Transcribe the records below exactly as they appear, omitting any pictures.

'''

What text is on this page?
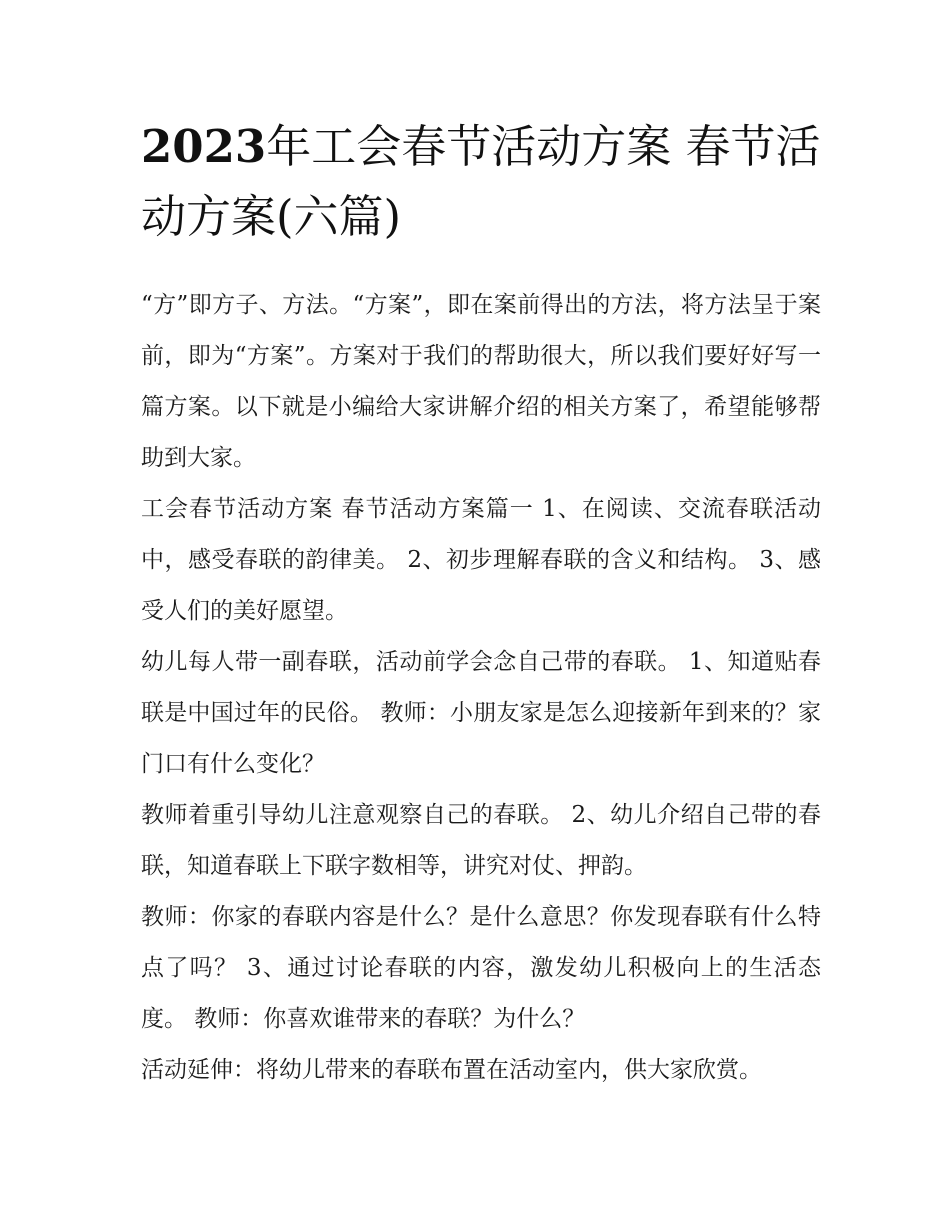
2023年工会春节活动方案 春节活动方案(六篇)

“方”即方子、方法。“方案”，即在案前得出的方法，将方法呈于案前，即为“方案”。方案对于我们的帮助很大，所以我们要好好写一篇方案。以下就是小编给大家讲解介绍的相关方案了，希望能够帮助到大家。

工会春节活动方案 春节活动方案篇一 1、在阅读、交流春联活动中，感受春联的韵律美。 2、初步理解春联的含义和结构。 3、感受人们的美好愿望。

幼儿每人带一副春联，活动前学会念自己带的春联。 1、知道贴春联是中国过年的民俗。 教师：小朋友家是怎么迎接新年到来的？家门口有什么变化？

教师着重引导幼儿注意观察自己的春联。 2、幼儿介绍自己带的春联，知道春联上下联字数相等，讲究对仗、押韵。

教师：你家的春联内容是什么？是什么意思？你发现春联有什么特点了吗？ 3、通过讨论春联的内容，激发幼儿积极向上的生活态度。 教师：你喜欢谁带来的春联？为什么？

活动延伸：将幼儿带来的春联布置在活动室内，供大家欣赏。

'''

(CORRECT RESULT):
What text is on this page?
2023年工会春节活动方案 春节活动方案(六篇)

“方”即方子、方法。“方案”，即在案前得出的方法，将方法呈于案前，即为“方案”。方案对于我们的帮助很大，所以我们要好好写一篇方案。以下就是小编给大家讲解介绍的相关方案了，希望能够帮助到大家。

工会春节活动方案 春节活动方案篇一 1、在阅读、交流春联活动中，感受春联的韵律美。 2、初步理解春联的含义和结构。 3、感受人们的美好愿望。

幼儿每人带一副春联，活动前学会念自己带的春联。 1、知道贴春联是中国过年的民俗。 教师：小朋友家是怎么迎接新年到来的？家门口有什么变化？

教师着重引导幼儿注意观察自己的春联。 2、幼儿介绍自己带的春联，知道春联上下联字数相等，讲究对仗、押韵。

教师：你家的春联内容是什么？是什么意思？你发现春联有什么特点了吗？ 3、通过讨论春联的内容，激发幼儿积极向上的生活态度。 教师：你喜欢谁带来的春联？为什么？

活动延伸：将幼儿带来的春联布置在活动室内，供大家欣赏。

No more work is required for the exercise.